▸ YOUR OBJECTIVE
Copy every line in the records below that contains the word "name".

▸ ROWS
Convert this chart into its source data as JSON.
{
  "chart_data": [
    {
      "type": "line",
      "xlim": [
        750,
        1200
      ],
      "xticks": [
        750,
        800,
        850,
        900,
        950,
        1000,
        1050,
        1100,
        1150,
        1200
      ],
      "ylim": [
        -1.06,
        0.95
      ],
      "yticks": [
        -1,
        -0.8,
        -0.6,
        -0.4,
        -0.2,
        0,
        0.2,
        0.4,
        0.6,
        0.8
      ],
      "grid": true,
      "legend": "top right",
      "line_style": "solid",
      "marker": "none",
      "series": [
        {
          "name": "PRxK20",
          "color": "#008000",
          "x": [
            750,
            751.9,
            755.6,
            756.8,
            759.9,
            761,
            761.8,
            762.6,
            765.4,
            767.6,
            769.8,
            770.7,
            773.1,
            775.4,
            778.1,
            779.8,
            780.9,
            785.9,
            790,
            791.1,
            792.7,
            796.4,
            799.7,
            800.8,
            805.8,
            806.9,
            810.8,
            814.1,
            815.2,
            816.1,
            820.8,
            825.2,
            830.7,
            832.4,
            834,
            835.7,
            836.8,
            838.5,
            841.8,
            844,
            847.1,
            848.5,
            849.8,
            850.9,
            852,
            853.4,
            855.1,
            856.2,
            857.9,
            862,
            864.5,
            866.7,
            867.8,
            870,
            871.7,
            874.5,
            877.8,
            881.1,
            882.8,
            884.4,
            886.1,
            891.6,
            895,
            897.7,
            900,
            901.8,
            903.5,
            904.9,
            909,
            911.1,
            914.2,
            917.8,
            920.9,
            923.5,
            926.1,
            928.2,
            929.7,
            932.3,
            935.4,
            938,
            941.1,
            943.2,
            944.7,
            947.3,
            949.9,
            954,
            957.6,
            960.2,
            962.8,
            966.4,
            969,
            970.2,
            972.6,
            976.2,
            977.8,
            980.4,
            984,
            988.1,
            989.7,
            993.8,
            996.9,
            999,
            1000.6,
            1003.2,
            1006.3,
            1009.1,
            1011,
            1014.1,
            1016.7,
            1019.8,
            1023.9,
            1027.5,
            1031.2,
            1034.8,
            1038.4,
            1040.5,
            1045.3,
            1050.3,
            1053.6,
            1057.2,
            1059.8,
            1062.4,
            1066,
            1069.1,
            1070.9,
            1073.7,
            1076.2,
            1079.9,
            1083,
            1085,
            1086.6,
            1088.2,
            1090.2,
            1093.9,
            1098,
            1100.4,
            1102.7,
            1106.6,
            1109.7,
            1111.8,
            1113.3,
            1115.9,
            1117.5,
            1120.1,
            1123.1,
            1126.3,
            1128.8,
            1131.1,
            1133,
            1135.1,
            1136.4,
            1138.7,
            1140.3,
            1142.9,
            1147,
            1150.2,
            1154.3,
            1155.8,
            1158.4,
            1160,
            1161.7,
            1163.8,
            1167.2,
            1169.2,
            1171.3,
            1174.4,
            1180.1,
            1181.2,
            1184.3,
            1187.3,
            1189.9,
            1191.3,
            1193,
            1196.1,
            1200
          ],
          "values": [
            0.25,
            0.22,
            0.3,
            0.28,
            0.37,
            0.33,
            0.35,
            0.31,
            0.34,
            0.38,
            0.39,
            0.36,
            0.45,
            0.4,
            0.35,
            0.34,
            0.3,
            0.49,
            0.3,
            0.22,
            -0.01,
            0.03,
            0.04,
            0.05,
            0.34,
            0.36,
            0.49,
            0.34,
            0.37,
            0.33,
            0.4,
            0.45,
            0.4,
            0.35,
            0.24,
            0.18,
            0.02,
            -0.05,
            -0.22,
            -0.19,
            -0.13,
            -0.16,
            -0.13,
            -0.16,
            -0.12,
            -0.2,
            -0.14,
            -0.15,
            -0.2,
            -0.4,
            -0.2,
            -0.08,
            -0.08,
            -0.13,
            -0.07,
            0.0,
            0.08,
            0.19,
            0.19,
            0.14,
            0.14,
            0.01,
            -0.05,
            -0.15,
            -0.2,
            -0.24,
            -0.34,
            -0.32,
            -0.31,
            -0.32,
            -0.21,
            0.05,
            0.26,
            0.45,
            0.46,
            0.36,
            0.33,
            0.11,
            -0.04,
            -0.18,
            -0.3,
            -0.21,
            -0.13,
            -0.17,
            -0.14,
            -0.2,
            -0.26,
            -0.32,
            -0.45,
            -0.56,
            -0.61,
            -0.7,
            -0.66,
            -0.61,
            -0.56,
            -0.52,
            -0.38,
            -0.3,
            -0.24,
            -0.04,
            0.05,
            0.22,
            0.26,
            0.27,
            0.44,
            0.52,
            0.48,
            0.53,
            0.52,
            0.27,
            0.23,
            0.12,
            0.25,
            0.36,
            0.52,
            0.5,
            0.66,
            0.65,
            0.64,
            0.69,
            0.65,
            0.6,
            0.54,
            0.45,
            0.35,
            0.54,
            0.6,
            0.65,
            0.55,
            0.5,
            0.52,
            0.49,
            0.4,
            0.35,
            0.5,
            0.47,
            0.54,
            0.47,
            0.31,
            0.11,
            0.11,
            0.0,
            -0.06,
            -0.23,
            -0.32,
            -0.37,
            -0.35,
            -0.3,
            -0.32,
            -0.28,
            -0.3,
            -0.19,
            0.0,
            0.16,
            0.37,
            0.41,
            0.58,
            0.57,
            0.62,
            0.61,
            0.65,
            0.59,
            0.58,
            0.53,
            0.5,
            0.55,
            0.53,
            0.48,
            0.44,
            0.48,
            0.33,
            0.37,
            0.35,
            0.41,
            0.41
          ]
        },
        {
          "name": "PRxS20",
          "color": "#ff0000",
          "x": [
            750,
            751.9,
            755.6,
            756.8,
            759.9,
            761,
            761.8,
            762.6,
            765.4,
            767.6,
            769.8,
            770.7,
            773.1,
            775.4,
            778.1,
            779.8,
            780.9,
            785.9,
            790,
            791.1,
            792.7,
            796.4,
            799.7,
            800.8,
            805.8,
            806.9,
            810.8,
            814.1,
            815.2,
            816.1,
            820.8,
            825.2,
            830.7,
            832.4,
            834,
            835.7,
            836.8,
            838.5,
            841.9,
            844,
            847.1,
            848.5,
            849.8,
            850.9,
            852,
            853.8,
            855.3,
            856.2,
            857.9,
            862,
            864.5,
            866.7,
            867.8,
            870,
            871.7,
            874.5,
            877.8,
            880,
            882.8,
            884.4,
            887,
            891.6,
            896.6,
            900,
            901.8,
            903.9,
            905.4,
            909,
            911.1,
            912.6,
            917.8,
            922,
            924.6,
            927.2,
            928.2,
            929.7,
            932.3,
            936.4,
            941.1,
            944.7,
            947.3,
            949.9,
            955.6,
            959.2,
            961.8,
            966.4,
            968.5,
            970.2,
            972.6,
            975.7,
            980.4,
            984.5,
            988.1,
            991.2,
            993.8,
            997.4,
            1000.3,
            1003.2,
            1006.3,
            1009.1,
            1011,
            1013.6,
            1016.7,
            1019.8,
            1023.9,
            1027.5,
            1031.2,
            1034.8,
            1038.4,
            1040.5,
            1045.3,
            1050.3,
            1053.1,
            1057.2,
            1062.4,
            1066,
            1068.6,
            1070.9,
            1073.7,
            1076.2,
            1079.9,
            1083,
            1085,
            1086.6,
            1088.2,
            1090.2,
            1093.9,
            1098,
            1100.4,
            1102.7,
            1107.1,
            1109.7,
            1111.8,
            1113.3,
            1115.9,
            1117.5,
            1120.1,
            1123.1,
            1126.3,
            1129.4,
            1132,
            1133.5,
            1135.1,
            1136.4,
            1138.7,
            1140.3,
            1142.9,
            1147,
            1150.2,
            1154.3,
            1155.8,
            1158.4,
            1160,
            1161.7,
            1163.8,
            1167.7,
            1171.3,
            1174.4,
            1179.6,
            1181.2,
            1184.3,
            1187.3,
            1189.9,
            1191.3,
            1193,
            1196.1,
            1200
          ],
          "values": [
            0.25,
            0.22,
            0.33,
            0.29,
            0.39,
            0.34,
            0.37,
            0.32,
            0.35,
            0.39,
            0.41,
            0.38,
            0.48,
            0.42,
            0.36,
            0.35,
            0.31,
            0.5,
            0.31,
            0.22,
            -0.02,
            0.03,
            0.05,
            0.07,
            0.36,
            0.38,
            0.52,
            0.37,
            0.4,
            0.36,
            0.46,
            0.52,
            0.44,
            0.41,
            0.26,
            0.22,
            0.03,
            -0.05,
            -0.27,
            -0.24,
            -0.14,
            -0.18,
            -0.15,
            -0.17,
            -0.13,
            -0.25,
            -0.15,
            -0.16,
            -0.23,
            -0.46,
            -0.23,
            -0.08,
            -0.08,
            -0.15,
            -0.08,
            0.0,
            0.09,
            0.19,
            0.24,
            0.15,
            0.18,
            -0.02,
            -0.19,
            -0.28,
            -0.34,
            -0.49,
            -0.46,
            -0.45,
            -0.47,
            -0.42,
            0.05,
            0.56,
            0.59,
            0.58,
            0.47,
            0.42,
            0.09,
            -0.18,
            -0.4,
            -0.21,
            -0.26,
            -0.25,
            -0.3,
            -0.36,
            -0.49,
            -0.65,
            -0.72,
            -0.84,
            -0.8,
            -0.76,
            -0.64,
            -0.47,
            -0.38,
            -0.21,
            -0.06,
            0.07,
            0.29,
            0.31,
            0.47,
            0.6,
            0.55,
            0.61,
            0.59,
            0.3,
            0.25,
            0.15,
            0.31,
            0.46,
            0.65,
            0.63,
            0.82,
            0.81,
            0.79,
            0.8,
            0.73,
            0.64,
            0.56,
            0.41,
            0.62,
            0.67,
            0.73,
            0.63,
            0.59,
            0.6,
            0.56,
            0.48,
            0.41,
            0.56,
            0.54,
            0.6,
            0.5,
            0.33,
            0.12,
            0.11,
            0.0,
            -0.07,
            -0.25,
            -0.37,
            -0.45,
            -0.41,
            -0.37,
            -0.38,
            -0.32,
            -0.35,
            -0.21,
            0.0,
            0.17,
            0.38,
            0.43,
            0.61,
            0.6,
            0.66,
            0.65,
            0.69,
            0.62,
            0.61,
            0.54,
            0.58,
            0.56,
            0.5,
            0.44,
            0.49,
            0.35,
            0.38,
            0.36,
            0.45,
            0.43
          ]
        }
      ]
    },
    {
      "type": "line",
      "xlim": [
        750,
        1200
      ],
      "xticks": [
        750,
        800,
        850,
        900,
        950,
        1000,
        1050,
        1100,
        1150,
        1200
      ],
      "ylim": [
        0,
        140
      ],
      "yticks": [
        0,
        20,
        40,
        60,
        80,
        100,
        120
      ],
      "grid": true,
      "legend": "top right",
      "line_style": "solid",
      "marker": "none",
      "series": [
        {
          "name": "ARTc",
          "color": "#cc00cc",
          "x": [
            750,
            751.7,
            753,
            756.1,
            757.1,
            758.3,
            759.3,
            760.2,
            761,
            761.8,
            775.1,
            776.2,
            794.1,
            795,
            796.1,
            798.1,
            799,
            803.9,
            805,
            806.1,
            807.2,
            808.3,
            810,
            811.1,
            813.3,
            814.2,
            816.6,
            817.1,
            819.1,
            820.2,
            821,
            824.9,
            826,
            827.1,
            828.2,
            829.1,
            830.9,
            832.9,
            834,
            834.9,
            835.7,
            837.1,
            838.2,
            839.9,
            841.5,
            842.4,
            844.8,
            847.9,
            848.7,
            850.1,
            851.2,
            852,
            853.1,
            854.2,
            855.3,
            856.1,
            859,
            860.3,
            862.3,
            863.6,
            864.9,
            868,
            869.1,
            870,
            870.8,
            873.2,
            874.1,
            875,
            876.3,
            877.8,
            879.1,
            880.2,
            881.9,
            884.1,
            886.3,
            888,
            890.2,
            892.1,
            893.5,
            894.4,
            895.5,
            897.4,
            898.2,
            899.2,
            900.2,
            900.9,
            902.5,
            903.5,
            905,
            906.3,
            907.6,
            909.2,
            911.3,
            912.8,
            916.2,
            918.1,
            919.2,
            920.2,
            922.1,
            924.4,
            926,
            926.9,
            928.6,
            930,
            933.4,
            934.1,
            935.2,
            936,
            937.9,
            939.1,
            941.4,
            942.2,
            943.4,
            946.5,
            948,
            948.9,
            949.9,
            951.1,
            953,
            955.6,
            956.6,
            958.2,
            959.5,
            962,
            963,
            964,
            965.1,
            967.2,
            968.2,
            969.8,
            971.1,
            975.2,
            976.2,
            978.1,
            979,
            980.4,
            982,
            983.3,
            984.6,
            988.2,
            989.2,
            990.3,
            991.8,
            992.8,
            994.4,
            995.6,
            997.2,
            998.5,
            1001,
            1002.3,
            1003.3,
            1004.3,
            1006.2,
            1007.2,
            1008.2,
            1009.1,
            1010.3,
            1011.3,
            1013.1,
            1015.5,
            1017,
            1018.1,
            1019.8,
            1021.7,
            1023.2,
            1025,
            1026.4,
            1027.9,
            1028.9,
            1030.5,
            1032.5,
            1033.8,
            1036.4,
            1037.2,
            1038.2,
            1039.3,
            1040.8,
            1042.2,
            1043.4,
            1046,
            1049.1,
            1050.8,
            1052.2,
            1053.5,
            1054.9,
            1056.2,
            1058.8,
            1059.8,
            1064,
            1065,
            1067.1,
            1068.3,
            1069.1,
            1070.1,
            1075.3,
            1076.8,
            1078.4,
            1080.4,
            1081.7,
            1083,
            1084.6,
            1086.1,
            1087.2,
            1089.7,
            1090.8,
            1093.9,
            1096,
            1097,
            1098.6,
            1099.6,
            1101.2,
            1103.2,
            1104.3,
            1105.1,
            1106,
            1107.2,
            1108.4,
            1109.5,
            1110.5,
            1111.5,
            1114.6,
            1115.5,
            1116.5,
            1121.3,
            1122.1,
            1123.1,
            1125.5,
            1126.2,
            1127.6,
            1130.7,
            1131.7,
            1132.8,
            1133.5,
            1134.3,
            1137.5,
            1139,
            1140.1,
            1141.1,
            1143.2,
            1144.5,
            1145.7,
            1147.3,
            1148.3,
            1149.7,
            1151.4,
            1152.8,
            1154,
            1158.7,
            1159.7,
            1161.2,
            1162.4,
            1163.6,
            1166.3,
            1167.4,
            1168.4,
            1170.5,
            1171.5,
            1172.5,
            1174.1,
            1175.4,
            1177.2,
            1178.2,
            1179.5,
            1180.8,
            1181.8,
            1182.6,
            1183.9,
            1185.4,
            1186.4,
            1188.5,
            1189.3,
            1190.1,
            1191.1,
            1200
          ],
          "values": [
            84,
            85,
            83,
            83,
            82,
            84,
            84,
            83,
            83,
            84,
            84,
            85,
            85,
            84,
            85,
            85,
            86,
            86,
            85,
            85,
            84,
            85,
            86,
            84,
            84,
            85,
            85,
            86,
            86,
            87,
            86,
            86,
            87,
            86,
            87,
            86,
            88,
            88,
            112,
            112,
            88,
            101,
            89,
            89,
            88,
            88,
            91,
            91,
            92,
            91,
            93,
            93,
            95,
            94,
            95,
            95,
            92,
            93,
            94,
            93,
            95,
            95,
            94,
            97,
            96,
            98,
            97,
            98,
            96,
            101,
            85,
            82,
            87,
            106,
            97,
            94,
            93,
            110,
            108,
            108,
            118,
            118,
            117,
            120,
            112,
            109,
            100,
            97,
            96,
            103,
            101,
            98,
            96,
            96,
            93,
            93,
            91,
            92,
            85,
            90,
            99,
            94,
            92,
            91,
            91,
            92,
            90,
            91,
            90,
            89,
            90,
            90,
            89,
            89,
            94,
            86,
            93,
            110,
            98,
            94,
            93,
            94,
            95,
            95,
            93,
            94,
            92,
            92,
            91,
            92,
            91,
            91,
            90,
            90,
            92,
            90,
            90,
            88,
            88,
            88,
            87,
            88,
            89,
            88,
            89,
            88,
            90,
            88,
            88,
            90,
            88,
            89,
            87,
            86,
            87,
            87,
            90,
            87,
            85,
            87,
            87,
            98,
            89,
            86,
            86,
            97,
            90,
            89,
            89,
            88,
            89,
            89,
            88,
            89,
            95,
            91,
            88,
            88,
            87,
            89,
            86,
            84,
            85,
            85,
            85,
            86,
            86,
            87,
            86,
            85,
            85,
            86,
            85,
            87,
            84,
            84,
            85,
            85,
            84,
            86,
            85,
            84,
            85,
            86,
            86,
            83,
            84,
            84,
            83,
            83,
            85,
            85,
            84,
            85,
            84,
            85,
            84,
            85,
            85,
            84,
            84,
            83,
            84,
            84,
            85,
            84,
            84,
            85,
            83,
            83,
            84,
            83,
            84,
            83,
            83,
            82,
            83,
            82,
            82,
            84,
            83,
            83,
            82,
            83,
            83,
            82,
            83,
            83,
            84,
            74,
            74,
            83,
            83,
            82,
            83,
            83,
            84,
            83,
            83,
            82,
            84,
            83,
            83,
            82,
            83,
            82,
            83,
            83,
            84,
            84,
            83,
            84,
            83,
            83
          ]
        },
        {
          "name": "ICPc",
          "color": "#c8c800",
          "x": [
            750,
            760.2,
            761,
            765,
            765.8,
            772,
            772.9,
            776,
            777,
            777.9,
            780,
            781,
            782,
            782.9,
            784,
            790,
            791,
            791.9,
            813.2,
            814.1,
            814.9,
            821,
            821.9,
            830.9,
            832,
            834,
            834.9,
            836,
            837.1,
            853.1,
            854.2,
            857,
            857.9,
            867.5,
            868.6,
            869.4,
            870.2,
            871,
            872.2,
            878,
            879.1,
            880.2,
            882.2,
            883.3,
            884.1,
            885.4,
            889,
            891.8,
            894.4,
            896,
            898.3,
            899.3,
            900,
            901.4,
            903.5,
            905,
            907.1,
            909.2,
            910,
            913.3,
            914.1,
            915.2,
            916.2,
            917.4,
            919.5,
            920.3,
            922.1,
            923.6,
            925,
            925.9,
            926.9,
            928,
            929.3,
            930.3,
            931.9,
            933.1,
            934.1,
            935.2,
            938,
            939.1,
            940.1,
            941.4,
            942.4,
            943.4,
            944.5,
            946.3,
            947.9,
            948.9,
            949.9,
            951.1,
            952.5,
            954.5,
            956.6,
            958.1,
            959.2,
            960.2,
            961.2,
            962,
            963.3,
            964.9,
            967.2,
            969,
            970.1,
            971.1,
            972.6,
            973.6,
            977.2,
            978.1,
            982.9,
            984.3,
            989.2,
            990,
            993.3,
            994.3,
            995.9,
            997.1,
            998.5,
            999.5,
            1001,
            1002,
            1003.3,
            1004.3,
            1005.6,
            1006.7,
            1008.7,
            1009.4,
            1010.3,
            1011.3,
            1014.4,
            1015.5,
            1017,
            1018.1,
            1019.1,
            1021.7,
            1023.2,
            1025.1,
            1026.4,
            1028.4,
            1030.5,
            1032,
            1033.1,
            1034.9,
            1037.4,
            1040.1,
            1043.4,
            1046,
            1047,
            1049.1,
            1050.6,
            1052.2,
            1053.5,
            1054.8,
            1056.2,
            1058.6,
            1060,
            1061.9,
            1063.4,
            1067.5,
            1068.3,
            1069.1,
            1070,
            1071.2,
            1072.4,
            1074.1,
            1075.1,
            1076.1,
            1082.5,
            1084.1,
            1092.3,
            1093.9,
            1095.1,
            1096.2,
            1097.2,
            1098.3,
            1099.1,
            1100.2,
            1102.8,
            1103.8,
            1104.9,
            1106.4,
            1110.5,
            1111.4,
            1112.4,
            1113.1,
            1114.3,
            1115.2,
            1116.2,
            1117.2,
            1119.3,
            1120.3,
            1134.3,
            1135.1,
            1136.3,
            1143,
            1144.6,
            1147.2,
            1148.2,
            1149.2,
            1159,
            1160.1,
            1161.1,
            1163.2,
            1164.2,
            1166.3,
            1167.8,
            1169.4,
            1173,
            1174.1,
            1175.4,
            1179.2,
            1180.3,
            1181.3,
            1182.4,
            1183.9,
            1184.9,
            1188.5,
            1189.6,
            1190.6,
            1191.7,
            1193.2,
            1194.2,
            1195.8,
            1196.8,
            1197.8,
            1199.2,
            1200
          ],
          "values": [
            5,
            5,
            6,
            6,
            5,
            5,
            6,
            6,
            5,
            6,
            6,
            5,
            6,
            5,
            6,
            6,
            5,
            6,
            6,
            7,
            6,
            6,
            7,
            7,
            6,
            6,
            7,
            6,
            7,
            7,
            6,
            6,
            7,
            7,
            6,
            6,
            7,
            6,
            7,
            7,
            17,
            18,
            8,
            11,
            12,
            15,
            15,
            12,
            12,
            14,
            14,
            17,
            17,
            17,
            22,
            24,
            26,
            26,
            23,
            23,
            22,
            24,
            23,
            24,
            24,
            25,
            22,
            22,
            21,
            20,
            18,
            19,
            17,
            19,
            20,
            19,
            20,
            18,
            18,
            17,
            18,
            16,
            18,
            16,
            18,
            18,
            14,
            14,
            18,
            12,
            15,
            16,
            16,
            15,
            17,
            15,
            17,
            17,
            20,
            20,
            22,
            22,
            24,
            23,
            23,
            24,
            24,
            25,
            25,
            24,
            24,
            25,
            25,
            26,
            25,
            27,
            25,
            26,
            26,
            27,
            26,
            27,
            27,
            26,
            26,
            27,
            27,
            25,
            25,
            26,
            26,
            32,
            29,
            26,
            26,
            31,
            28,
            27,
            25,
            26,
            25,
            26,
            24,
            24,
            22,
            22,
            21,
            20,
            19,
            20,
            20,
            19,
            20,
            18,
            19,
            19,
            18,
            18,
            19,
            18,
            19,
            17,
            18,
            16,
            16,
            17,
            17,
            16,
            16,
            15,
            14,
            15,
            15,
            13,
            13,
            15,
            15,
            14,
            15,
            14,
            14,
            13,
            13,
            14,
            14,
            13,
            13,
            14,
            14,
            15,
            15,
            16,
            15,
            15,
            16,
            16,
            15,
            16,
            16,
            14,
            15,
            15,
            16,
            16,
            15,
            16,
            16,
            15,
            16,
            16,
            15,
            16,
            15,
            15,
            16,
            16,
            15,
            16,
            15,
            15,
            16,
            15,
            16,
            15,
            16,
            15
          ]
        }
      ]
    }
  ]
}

▸ SOLUTION TO THIS PROBLEM
          "name": "PRxK20",
          "name": "PRxS20",
          "name": "ARTc",
          "name": "ICPc",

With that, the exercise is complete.